## start MATERIAL

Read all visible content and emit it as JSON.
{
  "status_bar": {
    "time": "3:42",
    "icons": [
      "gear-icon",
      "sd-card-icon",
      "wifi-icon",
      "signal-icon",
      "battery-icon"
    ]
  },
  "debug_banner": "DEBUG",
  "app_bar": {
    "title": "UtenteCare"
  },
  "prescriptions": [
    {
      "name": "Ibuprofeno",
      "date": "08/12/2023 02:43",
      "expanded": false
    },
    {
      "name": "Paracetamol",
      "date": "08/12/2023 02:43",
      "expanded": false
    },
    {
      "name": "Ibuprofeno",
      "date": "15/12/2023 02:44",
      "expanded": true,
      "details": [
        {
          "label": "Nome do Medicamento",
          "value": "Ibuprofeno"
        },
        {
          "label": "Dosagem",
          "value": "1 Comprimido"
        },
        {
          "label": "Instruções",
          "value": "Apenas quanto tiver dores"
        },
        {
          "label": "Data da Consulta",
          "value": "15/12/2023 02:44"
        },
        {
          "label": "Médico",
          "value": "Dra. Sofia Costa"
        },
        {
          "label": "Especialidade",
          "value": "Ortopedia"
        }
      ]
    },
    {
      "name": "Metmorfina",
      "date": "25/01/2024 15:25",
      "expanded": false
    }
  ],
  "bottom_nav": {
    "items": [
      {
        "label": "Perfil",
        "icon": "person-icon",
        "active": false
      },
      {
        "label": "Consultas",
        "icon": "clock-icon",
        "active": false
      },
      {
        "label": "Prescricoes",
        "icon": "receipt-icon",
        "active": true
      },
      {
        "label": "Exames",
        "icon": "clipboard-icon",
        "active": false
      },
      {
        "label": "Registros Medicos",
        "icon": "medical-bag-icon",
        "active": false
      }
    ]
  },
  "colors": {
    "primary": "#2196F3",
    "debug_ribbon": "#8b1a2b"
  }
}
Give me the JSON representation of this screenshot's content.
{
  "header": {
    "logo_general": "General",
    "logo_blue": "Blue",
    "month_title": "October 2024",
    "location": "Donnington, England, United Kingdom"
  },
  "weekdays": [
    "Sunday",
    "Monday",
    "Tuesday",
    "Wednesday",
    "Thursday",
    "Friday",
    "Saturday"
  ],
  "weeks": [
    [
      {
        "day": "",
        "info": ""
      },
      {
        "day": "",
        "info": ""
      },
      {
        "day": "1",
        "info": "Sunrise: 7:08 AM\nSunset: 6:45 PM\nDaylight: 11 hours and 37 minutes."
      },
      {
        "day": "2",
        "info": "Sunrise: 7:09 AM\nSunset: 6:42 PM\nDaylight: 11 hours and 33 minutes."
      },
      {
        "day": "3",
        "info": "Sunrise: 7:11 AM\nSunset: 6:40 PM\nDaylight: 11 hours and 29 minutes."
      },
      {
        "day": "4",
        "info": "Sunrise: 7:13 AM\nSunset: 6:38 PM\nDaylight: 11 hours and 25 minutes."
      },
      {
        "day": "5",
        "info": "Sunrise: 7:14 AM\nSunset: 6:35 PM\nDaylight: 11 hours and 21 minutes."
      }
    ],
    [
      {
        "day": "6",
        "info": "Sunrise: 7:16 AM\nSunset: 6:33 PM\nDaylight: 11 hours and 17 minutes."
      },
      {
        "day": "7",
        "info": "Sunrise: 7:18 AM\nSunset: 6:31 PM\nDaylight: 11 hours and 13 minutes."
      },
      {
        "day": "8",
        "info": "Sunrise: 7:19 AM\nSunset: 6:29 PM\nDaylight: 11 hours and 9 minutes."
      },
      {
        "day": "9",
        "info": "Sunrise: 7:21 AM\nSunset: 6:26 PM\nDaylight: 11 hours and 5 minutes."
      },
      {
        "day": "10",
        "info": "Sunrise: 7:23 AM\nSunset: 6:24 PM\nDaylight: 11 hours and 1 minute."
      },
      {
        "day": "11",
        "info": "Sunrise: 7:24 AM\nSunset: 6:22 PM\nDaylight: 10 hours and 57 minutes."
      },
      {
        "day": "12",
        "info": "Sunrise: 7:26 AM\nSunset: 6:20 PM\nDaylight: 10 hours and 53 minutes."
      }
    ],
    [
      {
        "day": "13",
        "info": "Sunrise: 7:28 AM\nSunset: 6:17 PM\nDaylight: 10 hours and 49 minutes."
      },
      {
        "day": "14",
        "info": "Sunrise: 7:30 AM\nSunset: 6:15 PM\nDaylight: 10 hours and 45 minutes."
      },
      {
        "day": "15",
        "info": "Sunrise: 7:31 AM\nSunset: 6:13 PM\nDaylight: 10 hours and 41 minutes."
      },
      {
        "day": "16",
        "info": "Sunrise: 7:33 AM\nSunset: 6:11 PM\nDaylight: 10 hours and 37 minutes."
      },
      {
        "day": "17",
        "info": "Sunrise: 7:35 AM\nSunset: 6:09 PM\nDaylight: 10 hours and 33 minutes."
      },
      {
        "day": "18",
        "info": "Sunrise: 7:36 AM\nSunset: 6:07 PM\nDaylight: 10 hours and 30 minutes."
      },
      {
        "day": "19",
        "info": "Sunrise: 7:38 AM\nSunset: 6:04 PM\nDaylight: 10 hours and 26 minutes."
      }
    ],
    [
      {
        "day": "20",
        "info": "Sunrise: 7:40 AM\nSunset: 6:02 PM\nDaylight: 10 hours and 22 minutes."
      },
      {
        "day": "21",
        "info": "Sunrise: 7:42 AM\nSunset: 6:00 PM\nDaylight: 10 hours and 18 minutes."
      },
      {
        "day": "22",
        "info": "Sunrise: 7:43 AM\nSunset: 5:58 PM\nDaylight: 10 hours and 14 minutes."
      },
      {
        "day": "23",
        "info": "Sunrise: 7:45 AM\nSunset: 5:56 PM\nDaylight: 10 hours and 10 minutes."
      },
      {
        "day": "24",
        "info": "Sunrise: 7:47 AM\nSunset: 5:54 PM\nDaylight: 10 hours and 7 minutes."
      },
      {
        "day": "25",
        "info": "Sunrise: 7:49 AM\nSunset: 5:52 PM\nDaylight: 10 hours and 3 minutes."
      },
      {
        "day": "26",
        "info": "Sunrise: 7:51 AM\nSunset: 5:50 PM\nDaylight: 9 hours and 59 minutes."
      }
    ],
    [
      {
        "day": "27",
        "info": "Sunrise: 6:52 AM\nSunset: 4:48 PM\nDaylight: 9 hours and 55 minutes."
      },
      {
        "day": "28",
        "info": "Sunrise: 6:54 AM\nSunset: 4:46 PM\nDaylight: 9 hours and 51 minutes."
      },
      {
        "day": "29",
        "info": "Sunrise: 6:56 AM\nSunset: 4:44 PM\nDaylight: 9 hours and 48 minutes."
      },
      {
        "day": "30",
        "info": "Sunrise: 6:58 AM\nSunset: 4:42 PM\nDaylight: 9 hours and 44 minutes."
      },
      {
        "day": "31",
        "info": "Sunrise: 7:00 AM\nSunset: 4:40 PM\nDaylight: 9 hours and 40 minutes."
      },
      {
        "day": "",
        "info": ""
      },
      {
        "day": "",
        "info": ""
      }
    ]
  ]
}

## end MATERIAL

BRIEF
Repeat the data precisely, reproducing every entry.

SOLVED PROBLEM
Read all visible content and emit it as JSON.
{
  "status_bar": {
    "time": "3:42",
    "icons": [
      "gear-icon",
      "sd-card-icon",
      "wifi-icon",
      "signal-icon",
      "battery-icon"
    ]
  },
  "debug_banner": "DEBUG",
  "app_bar": {
    "title": "UtenteCare"
  },
  "prescriptions": [
    {
      "name": "Ibuprofeno",
      "date": "08/12/2023 02:43",
      "expanded": false
    },
    {
      "name": "Paracetamol",
      "date": "08/12/2023 02:43",
      "expanded": false
    },
    {
      "name": "Ibuprofeno",
      "date": "15/12/2023 02:44",
      "expanded": true,
      "details": [
        {
          "label": "Nome do Medicamento",
          "value": "Ibuprofeno"
        },
        {
          "label": "Dosagem",
          "value": "1 Comprimido"
        },
        {
          "label": "Instruções",
          "value": "Apenas quanto tiver dores"
        },
        {
          "label": "Data da Consulta",
          "value": "15/12/2023 02:44"
        },
        {
          "label": "Médico",
          "value": "Dra. Sofia Costa"
        },
        {
          "label": "Especialidade",
          "value": "Ortopedia"
        }
      ]
    },
    {
      "name": "Metmorfina",
      "date": "25/01/2024 15:25",
      "expanded": false
    }
  ],
  "bottom_nav": {
    "items": [
      {
        "label": "Perfil",
        "icon": "person-icon",
        "active": false
      },
      {
        "label": "Consultas",
        "icon": "clock-icon",
        "active": false
      },
      {
        "label": "Prescricoes",
        "icon": "receipt-icon",
        "active": true
      },
      {
        "label": "Exames",
        "icon": "clipboard-icon",
        "active": false
      },
      {
        "label": "Registros Medicos",
        "icon": "medical-bag-icon",
        "active": false
      }
    ]
  },
  "colors": {
    "primary": "#2196F3",
    "debug_ribbon": "#8b1a2b"
  }
}
Give me the JSON representation of this screenshot's content.
{
  "header": {
    "logo_general": "General",
    "logo_blue": "Blue",
    "month_title": "October 2024",
    "location": "Donnington, England, United Kingdom"
  },
  "weekdays": [
    "Sunday",
    "Monday",
    "Tuesday",
    "Wednesday",
    "Thursday",
    "Friday",
    "Saturday"
  ],
  "weeks": [
    [
      {
        "day": "",
        "info": ""
      },
      {
        "day": "",
        "info": ""
      },
      {
        "day": "1",
        "info": "Sunrise: 7:08 AM\nSunset: 6:45 PM\nDaylight: 11 hours and 37 minutes."
      },
      {
        "day": "2",
        "info": "Sunrise: 7:09 AM\nSunset: 6:42 PM\nDaylight: 11 hours and 33 minutes."
      },
      {
        "day": "3",
        "info": "Sunrise: 7:11 AM\nSunset: 6:40 PM\nDaylight: 11 hours and 29 minutes."
      },
      {
        "day": "4",
        "info": "Sunrise: 7:13 AM\nSunset: 6:38 PM\nDaylight: 11 hours and 25 minutes."
      },
      {
        "day": "5",
        "info": "Sunrise: 7:14 AM\nSunset: 6:35 PM\nDaylight: 11 hours and 21 minutes."
      }
    ],
    [
      {
        "day": "6",
        "info": "Sunrise: 7:16 AM\nSunset: 6:33 PM\nDaylight: 11 hours and 17 minutes."
      },
      {
        "day": "7",
        "info": "Sunrise: 7:18 AM\nSunset: 6:31 PM\nDaylight: 11 hours and 13 minutes."
      },
      {
        "day": "8",
        "info": "Sunrise: 7:19 AM\nSunset: 6:29 PM\nDaylight: 11 hours and 9 minutes."
      },
      {
        "day": "9",
        "info": "Sunrise: 7:21 AM\nSunset: 6:26 PM\nDaylight: 11 hours and 5 minutes."
      },
      {
        "day": "10",
        "info": "Sunrise: 7:23 AM\nSunset: 6:24 PM\nDaylight: 11 hours and 1 minute."
      },
      {
        "day": "11",
        "info": "Sunrise: 7:24 AM\nSunset: 6:22 PM\nDaylight: 10 hours and 57 minutes."
      },
      {
        "day": "12",
        "info": "Sunrise: 7:26 AM\nSunset: 6:20 PM\nDaylight: 10 hours and 53 minutes."
      }
    ],
    [
      {
        "day": "13",
        "info": "Sunrise: 7:28 AM\nSunset: 6:17 PM\nDaylight: 10 hours and 49 minutes."
      },
      {
        "day": "14",
        "info": "Sunrise: 7:30 AM\nSunset: 6:15 PM\nDaylight: 10 hours and 45 minutes."
      },
      {
        "day": "15",
        "info": "Sunrise: 7:31 AM\nSunset: 6:13 PM\nDaylight: 10 hours and 41 minutes."
      },
      {
        "day": "16",
        "info": "Sunrise: 7:33 AM\nSunset: 6:11 PM\nDaylight: 10 hours and 37 minutes."
      },
      {
        "day": "17",
        "info": "Sunrise: 7:35 AM\nSunset: 6:09 PM\nDaylight: 10 hours and 33 minutes."
      },
      {
        "day": "18",
        "info": "Sunrise: 7:36 AM\nSunset: 6:07 PM\nDaylight: 10 hours and 30 minutes."
      },
      {
        "day": "19",
        "info": "Sunrise: 7:38 AM\nSunset: 6:04 PM\nDaylight: 10 hours and 26 minutes."
      }
    ],
    [
      {
        "day": "20",
        "info": "Sunrise: 7:40 AM\nSunset: 6:02 PM\nDaylight: 10 hours and 22 minutes."
      },
      {
        "day": "21",
        "info": "Sunrise: 7:42 AM\nSunset: 6:00 PM\nDaylight: 10 hours and 18 minutes."
      },
      {
        "day": "22",
        "info": "Sunrise: 7:43 AM\nSunset: 5:58 PM\nDaylight: 10 hours and 14 minutes."
      },
      {
        "day": "23",
        "info": "Sunrise: 7:45 AM\nSunset: 5:56 PM\nDaylight: 10 hours and 10 minutes."
      },
      {
        "day": "24",
        "info": "Sunrise: 7:47 AM\nSunset: 5:54 PM\nDaylight: 10 hours and 7 minutes."
      },
      {
        "day": "25",
        "info": "Sunrise: 7:49 AM\nSunset: 5:52 PM\nDaylight: 10 hours and 3 minutes."
      },
      {
        "day": "26",
        "info": "Sunrise: 7:51 AM\nSunset: 5:50 PM\nDaylight: 9 hours and 59 minutes."
      }
    ],
    [
      {
        "day": "27",
        "info": "Sunrise: 6:52 AM\nSunset: 4:48 PM\nDaylight: 9 hours and 55 minutes."
      },
      {
        "day": "28",
        "info": "Sunrise: 6:54 AM\nSunset: 4:46 PM\nDaylight: 9 hours and 51 minutes."
      },
      {
        "day": "29",
        "info": "Sunrise: 6:56 AM\nSunset: 4:44 PM\nDaylight: 9 hours and 48 minutes."
      },
      {
        "day": "30",
        "info": "Sunrise: 6:58 AM\nSunset: 4:42 PM\nDaylight: 9 hours and 44 minutes."
      },
      {
        "day": "31",
        "info": "Sunrise: 7:00 AM\nSunset: 4:40 PM\nDaylight: 9 hours and 40 minutes."
      },
      {
        "day": "",
        "info": ""
      },
      {
        "day": "",
        "info": ""
      }
    ]
  ]
}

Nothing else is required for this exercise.